### Texto:
===============
En una guerra imposible (porque unos no la pueden ganar y otros no la pueden perder) Europa ha ido tragando todos los sapos posibles. Primero, comenzó a hablarse de enviar municiones a los ucranianos para defenderse (nunca serían para atacar, porque eso sería entrar en guerra). Después comenzaron a enviar fragatas. El mismo Biden dijo que no mandarían aviones, porque eso sería dar comienzo a la tercera guerra mundial. No tardaron en enviar tanques. Los más modernos de la industria alemana y estadounidense. En formar a cientos, miles de soldados ucranianos (miles de ellos en territorio español, donde nuestro país lidera misiones de formación). Misiles Taurus alemanes se han utilizado para atacar Crimea y en la última aventura ucraniana invadiendo territorio ruso se ha usado armamento pesado francés. En dos años, ya han enviado los cazas más avanzados, misiles de largo alcance y traspasado casi todas las líneas rojas… lo último, permitir que se usen en territorio ruso y dar el OK a violar el derecho internacional defendiendo hacer exactamente los mismos crímenes que ha hecho el otro. Ya solo falta permitir el uso de armas nucleares. Ucrania ha deseado desde el primer momento la entrada de la OTAN en la guerra, y, de alguna manera, lo ha conseguido (aunque sea en una de esas guerras sin declarar oficialmente, como la de EEUU en Vietnam). En estos días, Polonia ha activado sus sistemas antiaéreos porque aviones rusos han sobrevolado su país. Y, mientras cada día jugamos a la ruleta rusa, los europeos hacemos vida normal. No exigimos a los sindicatos una huelga general indefinida hasta que pare esta barbarie que se ha llevado por delante la vida de (según estimaciones) más de 100.000 soldados de cada bando.
Europa es como la rana hervida a fuego lento. Mientras se va calentando el agua, descansa placenteramente. Y para cuando se quiera dar cuenta de que está hervida, no podrá salir.
Ponemos la bandera de Ucrania en todos nuestros eventos institucionales. Pero no explicamos nunca que es un país corrupto, en manos de oligarcas… tampoco que, en 2015, cuando el Partido Comunista era la tercera fuerza política del país, lo ilegalizaron. Tampoco hablamos de la ley marcial que lleva activa años en el país, que ha ilegalizado una docena de partidos políticos de izquierda y que, desde mayo, que les tocaba votar, se niegan a convocar elecciones.
Una Europa tan sensibilizada con las elecciones, el símbolo de la democracia en otros países como Venezuela, no ha caído en la cuenta de que en Ucrania no hay.
Tampoco se levanta la voz contra el horrible drama que supone el reclutamiento forzoso de jóvenes para mandarlos al frente. Miles de jóvenes viven escondidos, por temor a ser secuestrados por las patrullas que los buscan día y noche para enviarlos al matadero.
Porque la guerra, para algunos es tan natural como la continuación de la política por otros medios. Pero para la gente corriente es una barbarie inimaginable. En Ucrania hay protestas porque en los cadáveres de soldados que entregan a familiares han extraído los órganos para venderlos en el mercado negro. La monstruosa cantidad de armas que llegan a Ucrania están acabando en manos de peligrosas mafias que se están haciendo fuertes en países europeos. Y nadie, aunque consiga volver vivo de una experiencia bélica, y aunque no entre en combate ni esté en primera línea, regresa bien de la cabeza. El horror de la guerra deja secuelas mentales irreversibles.
===============
### Listado de datos:
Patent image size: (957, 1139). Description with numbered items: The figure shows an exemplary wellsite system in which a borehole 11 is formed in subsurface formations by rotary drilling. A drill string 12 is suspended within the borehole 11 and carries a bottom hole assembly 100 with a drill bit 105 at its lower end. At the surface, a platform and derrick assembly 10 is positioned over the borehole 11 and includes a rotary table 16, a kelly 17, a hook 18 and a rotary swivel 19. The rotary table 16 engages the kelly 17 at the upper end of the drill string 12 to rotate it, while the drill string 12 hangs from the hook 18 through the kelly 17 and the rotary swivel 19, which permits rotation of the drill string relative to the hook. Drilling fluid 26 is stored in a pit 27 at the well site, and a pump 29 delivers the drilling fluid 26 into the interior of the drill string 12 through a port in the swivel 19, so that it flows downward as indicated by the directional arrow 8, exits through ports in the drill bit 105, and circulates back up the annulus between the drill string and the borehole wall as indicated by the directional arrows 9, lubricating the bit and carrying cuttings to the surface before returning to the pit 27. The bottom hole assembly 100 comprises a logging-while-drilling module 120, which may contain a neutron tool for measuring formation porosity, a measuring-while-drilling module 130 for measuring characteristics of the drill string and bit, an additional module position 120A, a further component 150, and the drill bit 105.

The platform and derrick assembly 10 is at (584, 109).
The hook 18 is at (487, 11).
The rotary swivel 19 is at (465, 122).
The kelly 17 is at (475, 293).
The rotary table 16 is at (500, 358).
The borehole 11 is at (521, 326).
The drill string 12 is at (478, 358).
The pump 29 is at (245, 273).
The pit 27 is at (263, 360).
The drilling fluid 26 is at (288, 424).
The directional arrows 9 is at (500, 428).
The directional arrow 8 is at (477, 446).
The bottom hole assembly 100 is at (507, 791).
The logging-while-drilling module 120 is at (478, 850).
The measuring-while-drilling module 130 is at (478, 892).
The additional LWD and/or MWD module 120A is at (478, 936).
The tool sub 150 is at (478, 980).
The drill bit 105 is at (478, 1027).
===============
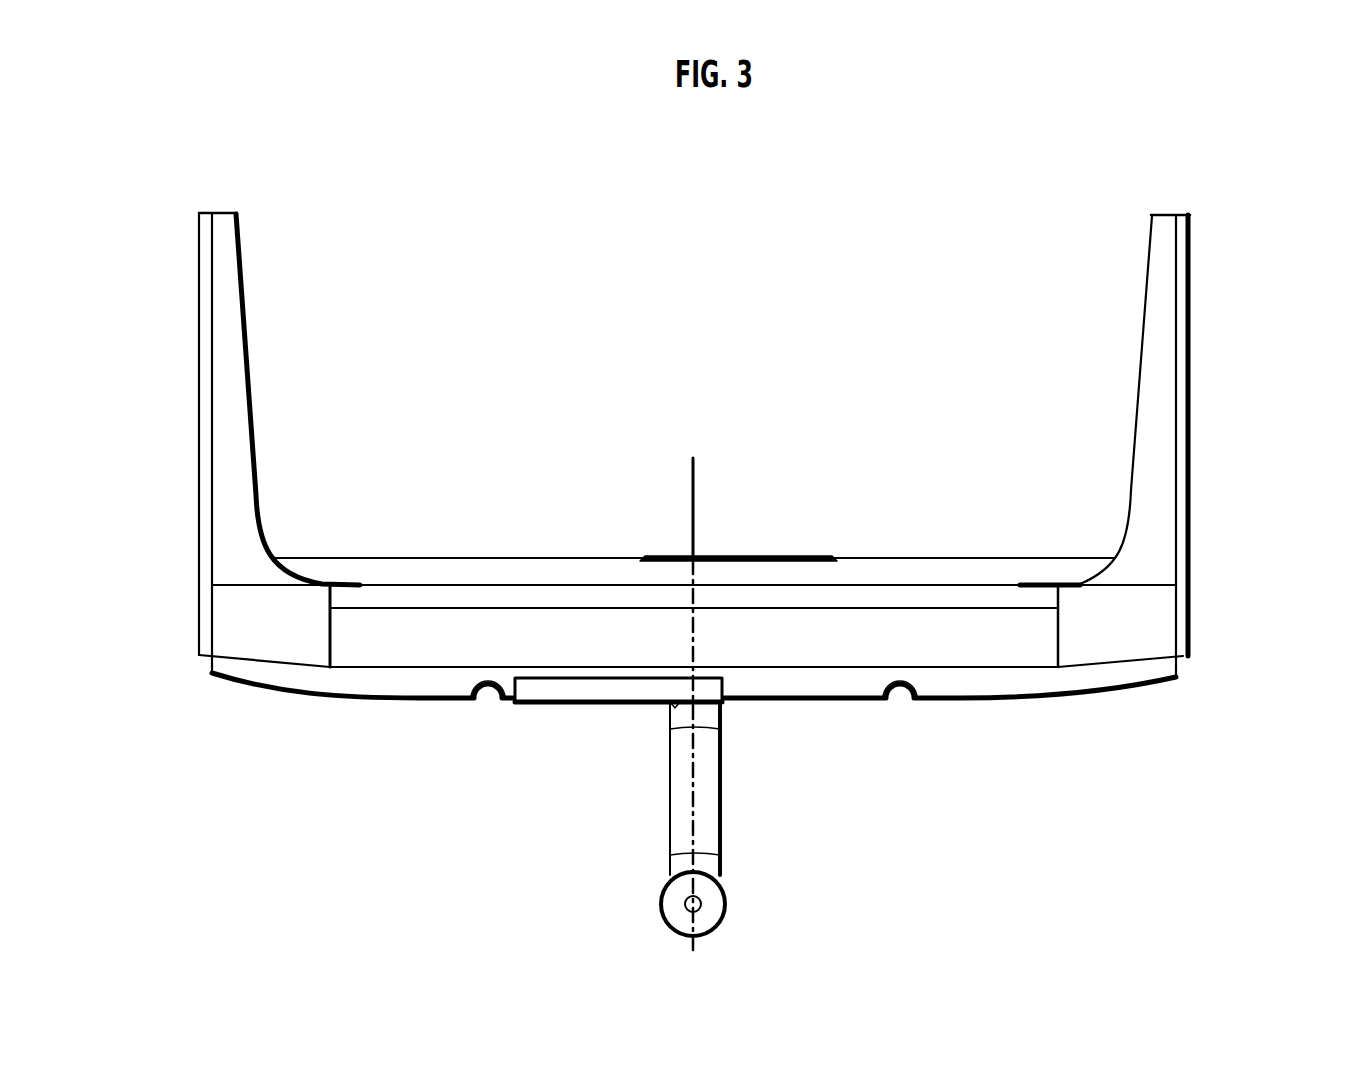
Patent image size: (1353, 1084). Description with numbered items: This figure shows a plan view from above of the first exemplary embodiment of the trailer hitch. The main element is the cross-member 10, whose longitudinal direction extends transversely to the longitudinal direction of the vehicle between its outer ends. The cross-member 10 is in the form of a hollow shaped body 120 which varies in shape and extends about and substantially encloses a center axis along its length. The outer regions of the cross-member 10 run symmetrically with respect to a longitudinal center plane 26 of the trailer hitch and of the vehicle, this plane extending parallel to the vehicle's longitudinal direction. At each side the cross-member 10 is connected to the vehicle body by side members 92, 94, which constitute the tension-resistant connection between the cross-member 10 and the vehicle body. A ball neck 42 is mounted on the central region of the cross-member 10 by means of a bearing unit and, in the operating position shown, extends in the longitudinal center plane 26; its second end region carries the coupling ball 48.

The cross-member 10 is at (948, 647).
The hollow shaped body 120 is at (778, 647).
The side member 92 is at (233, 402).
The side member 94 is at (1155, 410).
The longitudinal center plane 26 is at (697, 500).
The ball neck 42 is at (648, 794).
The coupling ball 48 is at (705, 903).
===============
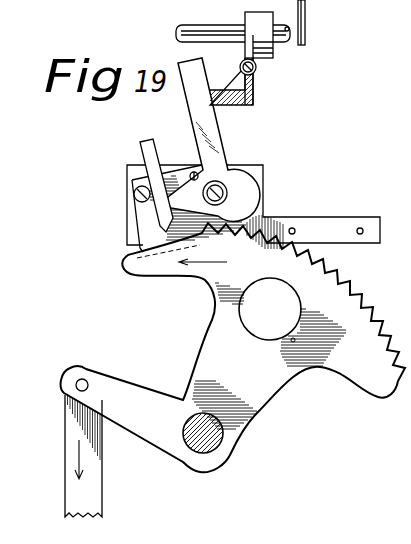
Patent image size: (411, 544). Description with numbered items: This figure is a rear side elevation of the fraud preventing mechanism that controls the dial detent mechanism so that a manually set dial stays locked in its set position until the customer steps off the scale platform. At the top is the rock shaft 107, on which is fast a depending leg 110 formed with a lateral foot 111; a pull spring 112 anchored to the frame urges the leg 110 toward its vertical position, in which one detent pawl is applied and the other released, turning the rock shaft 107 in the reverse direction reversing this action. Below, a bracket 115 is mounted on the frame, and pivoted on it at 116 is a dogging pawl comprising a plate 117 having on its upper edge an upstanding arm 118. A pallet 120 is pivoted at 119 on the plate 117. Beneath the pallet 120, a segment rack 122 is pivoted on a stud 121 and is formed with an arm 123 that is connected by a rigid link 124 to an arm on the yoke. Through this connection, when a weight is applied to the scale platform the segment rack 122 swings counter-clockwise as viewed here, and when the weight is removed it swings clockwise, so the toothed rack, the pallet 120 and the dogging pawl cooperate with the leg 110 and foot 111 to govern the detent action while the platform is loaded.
===============
### Tareas:
A) Según el texto sobre la guerra de Ucrania, ¿por qué ha activado Polonia sus sistemas antiaéreos?
B) Por favor, cita del texto sobre la guerra de Ucrania el fragmento que va desde "Una Europa tan" hasta "Ucrania no hay.", ambos incluidos.

### Respuestas por tarea:
A) Porque aviones rusos han sobrevolado su país.

B)
Una Europa tan sensibilizada con las elecciones, el símbolo de la democracia en otros países como Venezuela, no ha caído en la cuenta de que en Ucrania no hay.